> The request: Copy the material below word for word, leaving out the pictures.

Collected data
--------
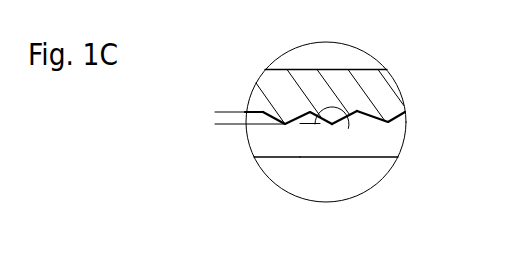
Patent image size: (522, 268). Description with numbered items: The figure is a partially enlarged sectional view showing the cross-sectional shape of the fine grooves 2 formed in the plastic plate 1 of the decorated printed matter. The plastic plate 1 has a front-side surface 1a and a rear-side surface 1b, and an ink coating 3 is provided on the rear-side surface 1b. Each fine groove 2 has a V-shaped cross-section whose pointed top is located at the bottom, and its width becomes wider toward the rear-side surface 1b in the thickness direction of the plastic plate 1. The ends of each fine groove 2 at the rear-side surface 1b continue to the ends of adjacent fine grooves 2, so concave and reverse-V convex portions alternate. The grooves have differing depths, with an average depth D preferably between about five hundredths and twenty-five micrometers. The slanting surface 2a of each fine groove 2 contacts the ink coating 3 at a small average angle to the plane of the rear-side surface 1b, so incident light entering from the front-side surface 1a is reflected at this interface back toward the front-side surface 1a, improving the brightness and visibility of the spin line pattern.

The plastic plate 1 is at (383, 138).
The front-side surface 1a is at (263, 158).
The rear-side surface 1b is at (248, 112).
The fine groove 2 is at (334, 68).
The slanting surface 2a is at (347, 113).
The ink coating 3 is at (382, 90).
The average depth D is at (258, 102).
--------
> Response to this task:
Patent image size: (522, 268). Description with numbered items: The figure is a partially enlarged sectional view showing the cross-sectional shape of the fine grooves 2 formed in the plastic plate 1 of the decorated printed matter. The plastic plate 1 has a front-side surface 1a and a rear-side surface 1b, and an ink coating 3 is provided on the rear-side surface 1b. Each fine groove 2 has a V-shaped cross-section whose pointed top is located at the bottom, and its width becomes wider toward the rear-side surface 1b in the thickness direction of the plastic plate 1. The ends of each fine groove 2 at the rear-side surface 1b continue to the ends of adjacent fine grooves 2, so concave and reverse-V convex portions alternate. The grooves have differing depths, with an average depth D preferably between about five hundredths and twenty-five micrometers. The slanting surface 2a of each fine groove 2 contacts the ink coating 3 at a small average angle to the plane of the rear-side surface 1b, so incident light entering from the front-side surface 1a is reflected at this interface back toward the front-side surface 1a, improving the brightness and visibility of the spin line pattern.

The plastic plate 1 is at (383, 138).
The front-side surface 1a is at (263, 158).
The rear-side surface 1b is at (248, 112).
The fine groove 2 is at (334, 68).
The slanting surface 2a is at (347, 113).
The ink coating 3 is at (382, 90).
The average depth D is at (258, 102).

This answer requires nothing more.